#### [Data lines]
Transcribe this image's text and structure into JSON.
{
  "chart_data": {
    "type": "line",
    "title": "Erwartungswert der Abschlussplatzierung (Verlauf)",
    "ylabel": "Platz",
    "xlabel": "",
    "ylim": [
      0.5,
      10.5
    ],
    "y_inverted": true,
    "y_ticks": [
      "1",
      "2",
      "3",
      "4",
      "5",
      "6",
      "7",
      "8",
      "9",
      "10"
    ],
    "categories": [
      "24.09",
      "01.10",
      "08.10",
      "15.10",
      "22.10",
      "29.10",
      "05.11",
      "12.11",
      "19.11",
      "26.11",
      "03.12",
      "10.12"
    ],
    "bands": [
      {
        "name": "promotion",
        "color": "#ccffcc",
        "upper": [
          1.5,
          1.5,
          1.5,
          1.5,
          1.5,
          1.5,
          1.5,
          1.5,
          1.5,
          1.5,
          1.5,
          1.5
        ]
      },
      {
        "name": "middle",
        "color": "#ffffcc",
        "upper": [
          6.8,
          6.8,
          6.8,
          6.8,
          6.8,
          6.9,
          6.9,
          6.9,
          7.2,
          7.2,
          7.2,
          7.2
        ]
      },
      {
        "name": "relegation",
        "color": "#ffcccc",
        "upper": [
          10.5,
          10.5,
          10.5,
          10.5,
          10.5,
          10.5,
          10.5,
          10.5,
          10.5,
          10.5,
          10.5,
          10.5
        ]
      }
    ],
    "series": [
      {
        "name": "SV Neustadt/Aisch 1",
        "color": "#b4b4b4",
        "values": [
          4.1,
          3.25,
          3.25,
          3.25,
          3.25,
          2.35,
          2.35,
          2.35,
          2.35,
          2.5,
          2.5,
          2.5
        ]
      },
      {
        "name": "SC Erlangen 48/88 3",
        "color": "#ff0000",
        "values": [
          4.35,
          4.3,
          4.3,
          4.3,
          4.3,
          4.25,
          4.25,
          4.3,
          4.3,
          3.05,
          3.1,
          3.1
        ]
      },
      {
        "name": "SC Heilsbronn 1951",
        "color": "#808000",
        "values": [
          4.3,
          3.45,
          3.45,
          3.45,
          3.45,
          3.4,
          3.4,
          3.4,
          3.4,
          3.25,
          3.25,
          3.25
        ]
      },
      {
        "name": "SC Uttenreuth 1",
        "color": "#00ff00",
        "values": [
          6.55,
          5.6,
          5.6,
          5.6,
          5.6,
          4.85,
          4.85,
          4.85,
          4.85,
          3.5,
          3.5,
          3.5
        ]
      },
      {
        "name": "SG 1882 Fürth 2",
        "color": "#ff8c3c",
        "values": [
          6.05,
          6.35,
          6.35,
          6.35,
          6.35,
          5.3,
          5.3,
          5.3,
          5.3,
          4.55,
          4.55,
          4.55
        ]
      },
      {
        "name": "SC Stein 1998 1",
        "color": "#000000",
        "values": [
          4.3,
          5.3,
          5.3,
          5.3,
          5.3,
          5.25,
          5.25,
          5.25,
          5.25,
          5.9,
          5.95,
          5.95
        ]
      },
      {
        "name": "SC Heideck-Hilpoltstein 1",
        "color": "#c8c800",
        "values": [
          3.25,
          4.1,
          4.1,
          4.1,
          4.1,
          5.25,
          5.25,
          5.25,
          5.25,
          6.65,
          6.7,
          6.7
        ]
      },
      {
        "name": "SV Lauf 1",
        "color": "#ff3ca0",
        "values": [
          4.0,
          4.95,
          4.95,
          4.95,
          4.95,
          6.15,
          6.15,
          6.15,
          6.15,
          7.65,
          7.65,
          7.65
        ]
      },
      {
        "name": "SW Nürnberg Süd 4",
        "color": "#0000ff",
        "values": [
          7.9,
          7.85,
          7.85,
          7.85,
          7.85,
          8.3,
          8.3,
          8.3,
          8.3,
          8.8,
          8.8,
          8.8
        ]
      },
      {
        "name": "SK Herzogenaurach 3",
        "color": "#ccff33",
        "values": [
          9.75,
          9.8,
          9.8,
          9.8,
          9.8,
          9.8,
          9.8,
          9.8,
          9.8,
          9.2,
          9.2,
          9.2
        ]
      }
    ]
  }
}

#### [Written request]
Copy each line of the data exactly, leaving nothing out.

#### [The output]
Transcribe this image's text and structure into JSON.
{
  "chart_data": {
    "type": "line",
    "title": "Erwartungswert der Abschlussplatzierung (Verlauf)",
    "ylabel": "Platz",
    "xlabel": "",
    "ylim": [
      0.5,
      10.5
    ],
    "y_inverted": true,
    "y_ticks": [
      "1",
      "2",
      "3",
      "4",
      "5",
      "6",
      "7",
      "8",
      "9",
      "10"
    ],
    "categories": [
      "24.09",
      "01.10",
      "08.10",
      "15.10",
      "22.10",
      "29.10",
      "05.11",
      "12.11",
      "19.11",
      "26.11",
      "03.12",
      "10.12"
    ],
    "bands": [
      {
        "name": "promotion",
        "color": "#ccffcc",
        "upper": [
          1.5,
          1.5,
          1.5,
          1.5,
          1.5,
          1.5,
          1.5,
          1.5,
          1.5,
          1.5,
          1.5,
          1.5
        ]
      },
      {
        "name": "middle",
        "color": "#ffffcc",
        "upper": [
          6.8,
          6.8,
          6.8,
          6.8,
          6.8,
          6.9,
          6.9,
          6.9,
          7.2,
          7.2,
          7.2,
          7.2
        ]
      },
      {
        "name": "relegation",
        "color": "#ffcccc",
        "upper": [
          10.5,
          10.5,
          10.5,
          10.5,
          10.5,
          10.5,
          10.5,
          10.5,
          10.5,
          10.5,
          10.5,
          10.5
        ]
      }
    ],
    "series": [
      {
        "name": "SV Neustadt/Aisch 1",
        "color": "#b4b4b4",
        "values": [
          4.1,
          3.25,
          3.25,
          3.25,
          3.25,
          2.35,
          2.35,
          2.35,
          2.35,
          2.5,
          2.5,
          2.5
        ]
      },
      {
        "name": "SC Erlangen 48/88 3",
        "color": "#ff0000",
        "values": [
          4.35,
          4.3,
          4.3,
          4.3,
          4.3,
          4.25,
          4.25,
          4.3,
          4.3,
          3.05,
          3.1,
          3.1
        ]
      },
      {
        "name": "SC Heilsbronn 1951",
        "color": "#808000",
        "values": [
          4.3,
          3.45,
          3.45,
          3.45,
          3.45,
          3.4,
          3.4,
          3.4,
          3.4,
          3.25,
          3.25,
          3.25
        ]
      },
      {
        "name": "SC Uttenreuth 1",
        "color": "#00ff00",
        "values": [
          6.55,
          5.6,
          5.6,
          5.6,
          5.6,
          4.85,
          4.85,
          4.85,
          4.85,
          3.5,
          3.5,
          3.5
        ]
      },
      {
        "name": "SG 1882 Fürth 2",
        "color": "#ff8c3c",
        "values": [
          6.05,
          6.35,
          6.35,
          6.35,
          6.35,
          5.3,
          5.3,
          5.3,
          5.3,
          4.55,
          4.55,
          4.55
        ]
      },
      {
        "name": "SC Stein 1998 1",
        "color": "#000000",
        "values": [
          4.3,
          5.3,
          5.3,
          5.3,
          5.3,
          5.25,
          5.25,
          5.25,
          5.25,
          5.9,
          5.95,
          5.95
        ]
      },
      {
        "name": "SC Heideck-Hilpoltstein 1",
        "color": "#c8c800",
        "values": [
          3.25,
          4.1,
          4.1,
          4.1,
          4.1,
          5.25,
          5.25,
          5.25,
          5.25,
          6.65,
          6.7,
          6.7
        ]
      },
      {
        "name": "SV Lauf 1",
        "color": "#ff3ca0",
        "values": [
          4.0,
          4.95,
          4.95,
          4.95,
          4.95,
          6.15,
          6.15,
          6.15,
          6.15,
          7.65,
          7.65,
          7.65
        ]
      },
      {
        "name": "SW Nürnberg Süd 4",
        "color": "#0000ff",
        "values": [
          7.9,
          7.85,
          7.85,
          7.85,
          7.85,
          8.3,
          8.3,
          8.3,
          8.3,
          8.8,
          8.8,
          8.8
        ]
      },
      {
        "name": "SK Herzogenaurach 3",
        "color": "#ccff33",
        "values": [
          9.75,
          9.8,
          9.8,
          9.8,
          9.8,
          9.8,
          9.8,
          9.8,
          9.8,
          9.2,
          9.2,
          9.2
        ]
      }
    ]
  }
}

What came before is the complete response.